**What the task requires:**
Revise the items below, swapping every "console-line" for "log-line" and keeping everything else the same.

**Data to use:**
↓↓↓

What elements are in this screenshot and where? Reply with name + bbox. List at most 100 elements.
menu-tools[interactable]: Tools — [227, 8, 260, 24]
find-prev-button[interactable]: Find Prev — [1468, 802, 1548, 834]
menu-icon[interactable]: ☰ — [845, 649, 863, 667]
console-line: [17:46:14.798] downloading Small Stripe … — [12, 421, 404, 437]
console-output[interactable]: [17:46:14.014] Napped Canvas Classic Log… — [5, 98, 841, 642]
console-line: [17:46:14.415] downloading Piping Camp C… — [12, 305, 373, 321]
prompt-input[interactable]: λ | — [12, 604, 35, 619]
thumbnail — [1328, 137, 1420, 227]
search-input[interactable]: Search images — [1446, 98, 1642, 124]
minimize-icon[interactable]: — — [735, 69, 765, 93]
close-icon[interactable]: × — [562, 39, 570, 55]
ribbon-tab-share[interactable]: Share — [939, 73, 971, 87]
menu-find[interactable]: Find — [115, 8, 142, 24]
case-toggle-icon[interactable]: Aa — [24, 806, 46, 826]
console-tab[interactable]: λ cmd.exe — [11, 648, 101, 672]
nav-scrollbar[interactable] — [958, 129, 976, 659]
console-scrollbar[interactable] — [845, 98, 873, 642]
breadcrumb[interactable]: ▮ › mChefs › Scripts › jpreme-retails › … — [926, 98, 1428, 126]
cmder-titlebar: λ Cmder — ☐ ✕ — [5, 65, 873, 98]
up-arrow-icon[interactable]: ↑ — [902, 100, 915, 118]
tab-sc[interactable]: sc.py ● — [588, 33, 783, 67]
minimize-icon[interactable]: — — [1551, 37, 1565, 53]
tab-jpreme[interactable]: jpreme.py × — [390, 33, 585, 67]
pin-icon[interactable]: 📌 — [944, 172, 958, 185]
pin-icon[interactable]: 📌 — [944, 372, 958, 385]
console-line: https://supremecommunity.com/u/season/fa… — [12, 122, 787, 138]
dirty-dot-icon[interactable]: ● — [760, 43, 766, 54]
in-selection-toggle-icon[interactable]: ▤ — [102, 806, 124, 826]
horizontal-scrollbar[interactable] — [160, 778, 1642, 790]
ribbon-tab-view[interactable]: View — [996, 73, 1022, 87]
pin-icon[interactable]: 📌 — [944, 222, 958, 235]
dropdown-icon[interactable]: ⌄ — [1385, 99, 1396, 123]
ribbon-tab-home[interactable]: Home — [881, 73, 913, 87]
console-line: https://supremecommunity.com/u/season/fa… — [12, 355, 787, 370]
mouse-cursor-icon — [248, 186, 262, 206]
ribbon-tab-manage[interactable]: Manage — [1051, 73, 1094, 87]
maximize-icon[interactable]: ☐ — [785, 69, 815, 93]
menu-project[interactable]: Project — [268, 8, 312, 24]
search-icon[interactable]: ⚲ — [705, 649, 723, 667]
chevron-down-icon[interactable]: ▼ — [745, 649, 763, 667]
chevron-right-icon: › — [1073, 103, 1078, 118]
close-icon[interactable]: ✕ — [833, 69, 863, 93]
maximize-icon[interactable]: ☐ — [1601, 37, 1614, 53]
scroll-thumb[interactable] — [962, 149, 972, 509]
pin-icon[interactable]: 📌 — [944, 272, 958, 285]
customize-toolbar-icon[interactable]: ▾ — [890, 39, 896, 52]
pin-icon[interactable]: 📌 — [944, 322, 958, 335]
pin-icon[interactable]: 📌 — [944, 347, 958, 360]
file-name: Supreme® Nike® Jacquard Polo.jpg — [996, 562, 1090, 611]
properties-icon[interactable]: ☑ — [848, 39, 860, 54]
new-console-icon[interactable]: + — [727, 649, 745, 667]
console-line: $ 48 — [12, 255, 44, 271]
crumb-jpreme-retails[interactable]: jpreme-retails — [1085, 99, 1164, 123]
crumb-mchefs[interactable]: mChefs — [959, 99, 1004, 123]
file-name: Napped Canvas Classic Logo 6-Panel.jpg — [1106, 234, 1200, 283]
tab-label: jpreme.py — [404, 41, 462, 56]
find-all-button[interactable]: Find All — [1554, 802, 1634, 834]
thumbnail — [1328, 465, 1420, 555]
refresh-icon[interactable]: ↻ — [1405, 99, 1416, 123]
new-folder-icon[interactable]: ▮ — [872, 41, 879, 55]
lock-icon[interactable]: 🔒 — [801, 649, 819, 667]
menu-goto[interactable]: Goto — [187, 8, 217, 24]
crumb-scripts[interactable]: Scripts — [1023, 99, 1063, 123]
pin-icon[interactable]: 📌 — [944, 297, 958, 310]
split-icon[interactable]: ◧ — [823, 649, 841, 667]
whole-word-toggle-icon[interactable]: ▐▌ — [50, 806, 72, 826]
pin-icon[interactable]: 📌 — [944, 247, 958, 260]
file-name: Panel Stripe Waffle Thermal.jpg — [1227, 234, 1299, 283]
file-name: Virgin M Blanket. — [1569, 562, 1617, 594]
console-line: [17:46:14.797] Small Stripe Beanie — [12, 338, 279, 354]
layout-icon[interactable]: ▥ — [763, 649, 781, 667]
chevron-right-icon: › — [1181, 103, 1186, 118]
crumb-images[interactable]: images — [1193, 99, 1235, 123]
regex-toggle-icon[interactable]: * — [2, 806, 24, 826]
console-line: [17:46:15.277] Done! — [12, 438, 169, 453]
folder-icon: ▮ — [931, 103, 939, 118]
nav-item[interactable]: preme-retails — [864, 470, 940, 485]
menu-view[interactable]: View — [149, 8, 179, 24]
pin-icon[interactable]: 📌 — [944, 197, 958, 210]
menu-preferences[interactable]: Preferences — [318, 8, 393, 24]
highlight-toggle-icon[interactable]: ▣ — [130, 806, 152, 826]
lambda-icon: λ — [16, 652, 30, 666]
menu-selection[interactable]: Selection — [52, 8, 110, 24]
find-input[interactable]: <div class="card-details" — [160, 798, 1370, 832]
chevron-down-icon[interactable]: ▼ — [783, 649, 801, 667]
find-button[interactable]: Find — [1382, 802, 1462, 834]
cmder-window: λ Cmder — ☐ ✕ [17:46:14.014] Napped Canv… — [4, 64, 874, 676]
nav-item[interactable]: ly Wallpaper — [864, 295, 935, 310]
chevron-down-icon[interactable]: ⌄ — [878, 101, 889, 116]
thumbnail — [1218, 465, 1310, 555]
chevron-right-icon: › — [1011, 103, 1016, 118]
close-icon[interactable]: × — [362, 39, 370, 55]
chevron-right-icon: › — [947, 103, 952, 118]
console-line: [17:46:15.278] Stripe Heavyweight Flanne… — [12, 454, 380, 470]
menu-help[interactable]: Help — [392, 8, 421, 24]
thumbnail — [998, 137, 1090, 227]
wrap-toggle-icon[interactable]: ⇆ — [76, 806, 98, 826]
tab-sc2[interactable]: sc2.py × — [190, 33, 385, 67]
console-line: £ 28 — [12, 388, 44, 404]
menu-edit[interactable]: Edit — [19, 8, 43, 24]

↑↑↑

**Exercise result:**
What elements are in this screenshot and where? Reply with name + bbox. List at most 100 elements.
menu-tools[interactable]: Tools — [227, 8, 260, 24]
find-prev-button[interactable]: Find Prev — [1468, 802, 1548, 834]
menu-icon[interactable]: ☰ — [845, 649, 863, 667]
log-line: [17:46:14.798] downloading Small Stripe … — [12, 421, 404, 437]
console-output[interactable]: [17:46:14.014] Napped Canvas Classic Log… — [5, 98, 841, 642]
log-line: [17:46:14.415] downloading Piping Camp C… — [12, 305, 373, 321]
prompt-input[interactable]: λ | — [12, 604, 35, 619]
thumbnail — [1328, 137, 1420, 227]
search-input[interactable]: Search images — [1446, 98, 1642, 124]
minimize-icon[interactable]: — — [735, 69, 765, 93]
close-icon[interactable]: × — [562, 39, 570, 55]
ribbon-tab-share[interactable]: Share — [939, 73, 971, 87]
menu-find[interactable]: Find — [115, 8, 142, 24]
case-toggle-icon[interactable]: Aa — [24, 806, 46, 826]
console-tab[interactable]: λ cmd.exe — [11, 648, 101, 672]
nav-scrollbar[interactable] — [958, 129, 976, 659]
console-scrollbar[interactable] — [845, 98, 873, 642]
breadcrumb[interactable]: ▮ › mChefs › Scripts › jpreme-retails › … — [926, 98, 1428, 126]
cmder-titlebar: λ Cmder — ☐ ✕ — [5, 65, 873, 98]
up-arrow-icon[interactable]: ↑ — [902, 100, 915, 118]
tab-sc[interactable]: sc.py ● — [588, 33, 783, 67]
minimize-icon[interactable]: — — [1551, 37, 1565, 53]
tab-jpreme[interactable]: jpreme.py × — [390, 33, 585, 67]
pin-icon[interactable]: 📌 — [944, 172, 958, 185]
pin-icon[interactable]: 📌 — [944, 372, 958, 385]
log-line: https://supremecommunity.com/u/season/fa… — [12, 122, 787, 138]
dirty-dot-icon[interactable]: ● — [760, 43, 766, 54]
in-selection-toggle-icon[interactable]: ▤ — [102, 806, 124, 826]
horizontal-scrollbar[interactable] — [160, 778, 1642, 790]
ribbon-tab-view[interactable]: View — [996, 73, 1022, 87]
pin-icon[interactable]: 📌 — [944, 222, 958, 235]
dropdown-icon[interactable]: ⌄ — [1385, 99, 1396, 123]
ribbon-tab-home[interactable]: Home — [881, 73, 913, 87]
log-line: https://supremecommunity.com/u/season/fa… — [12, 355, 787, 370]
mouse-cursor-icon — [248, 186, 262, 206]
ribbon-tab-manage[interactable]: Manage — [1051, 73, 1094, 87]
maximize-icon[interactable]: ☐ — [785, 69, 815, 93]
menu-project[interactable]: Project — [268, 8, 312, 24]
search-icon[interactable]: ⚲ — [705, 649, 723, 667]
chevron-down-icon[interactable]: ▼ — [745, 649, 763, 667]
chevron-right-icon: › — [1073, 103, 1078, 118]
close-icon[interactable]: ✕ — [833, 69, 863, 93]
maximize-icon[interactable]: ☐ — [1601, 37, 1614, 53]
scroll-thumb[interactable] — [962, 149, 972, 509]
pin-icon[interactable]: 📌 — [944, 272, 958, 285]
customize-toolbar-icon[interactable]: ▾ — [890, 39, 896, 52]
pin-icon[interactable]: 📌 — [944, 322, 958, 335]
pin-icon[interactable]: 📌 — [944, 347, 958, 360]
file-name: Supreme® Nike® Jacquard Polo.jpg — [996, 562, 1090, 611]
properties-icon[interactable]: ☑ — [848, 39, 860, 54]
new-console-icon[interactable]: + — [727, 649, 745, 667]
log-line: $ 48 — [12, 255, 44, 271]
crumb-jpreme-retails[interactable]: jpreme-retails — [1085, 99, 1164, 123]
crumb-mchefs[interactable]: mChefs — [959, 99, 1004, 123]
file-name: Napped Canvas Classic Logo 6-Panel.jpg — [1106, 234, 1200, 283]
tab-label: jpreme.py — [404, 41, 462, 56]
find-all-button[interactable]: Find All — [1554, 802, 1634, 834]
thumbnail — [1328, 465, 1420, 555]
refresh-icon[interactable]: ↻ — [1405, 99, 1416, 123]
new-folder-icon[interactable]: ▮ — [872, 41, 879, 55]
lock-icon[interactable]: 🔒 — [801, 649, 819, 667]
menu-goto[interactable]: Goto — [187, 8, 217, 24]
crumb-scripts[interactable]: Scripts — [1023, 99, 1063, 123]
pin-icon[interactable]: 📌 — [944, 297, 958, 310]
split-icon[interactable]: ◧ — [823, 649, 841, 667]
whole-word-toggle-icon[interactable]: ▐▌ — [50, 806, 72, 826]
pin-icon[interactable]: 📌 — [944, 247, 958, 260]
file-name: Panel Stripe Waffle Thermal.jpg — [1227, 234, 1299, 283]
file-name: Virgin M Blanket. — [1569, 562, 1617, 594]
log-line: [17:46:14.797] Small Stripe Beanie — [12, 338, 279, 354]
layout-icon[interactable]: ▥ — [763, 649, 781, 667]
chevron-right-icon: › — [1181, 103, 1186, 118]
crumb-images[interactable]: images — [1193, 99, 1235, 123]
regex-toggle-icon[interactable]: * — [2, 806, 24, 826]
log-line: [17:46:15.277] Done! — [12, 438, 169, 453]
folder-icon: ▮ — [931, 103, 939, 118]
nav-item[interactable]: preme-retails — [864, 470, 940, 485]
menu-view[interactable]: View — [149, 8, 179, 24]
pin-icon[interactable]: 📌 — [944, 197, 958, 210]
menu-preferences[interactable]: Preferences — [318, 8, 393, 24]
highlight-toggle-icon[interactable]: ▣ — [130, 806, 152, 826]
lambda-icon: λ — [16, 652, 30, 666]
menu-selection[interactable]: Selection — [52, 8, 110, 24]
find-input[interactable]: <div class="card-details" — [160, 798, 1370, 832]
chevron-down-icon[interactable]: ▼ — [783, 649, 801, 667]
find-button[interactable]: Find — [1382, 802, 1462, 834]
cmder-window: λ Cmder — ☐ ✕ [17:46:14.014] Napped Canv… — [4, 64, 874, 676]
nav-item[interactable]: ly Wallpaper — [864, 295, 935, 310]
chevron-down-icon[interactable]: ⌄ — [878, 101, 889, 116]
thumbnail — [1218, 465, 1310, 555]
chevron-right-icon: › — [1011, 103, 1016, 118]
close-icon[interactable]: × — [362, 39, 370, 55]
chevron-right-icon: › — [947, 103, 952, 118]
log-line: [17:46:15.278] Stripe Heavyweight Flanne… — [12, 454, 380, 470]
menu-help[interactable]: Help — [392, 8, 421, 24]
thumbnail — [998, 137, 1090, 227]
wrap-toggle-icon[interactable]: ⇆ — [76, 806, 98, 826]
tab-sc2[interactable]: sc2.py × — [190, 33, 385, 67]
log-line: £ 28 — [12, 388, 44, 404]
menu-edit[interactable]: Edit — [19, 8, 43, 24]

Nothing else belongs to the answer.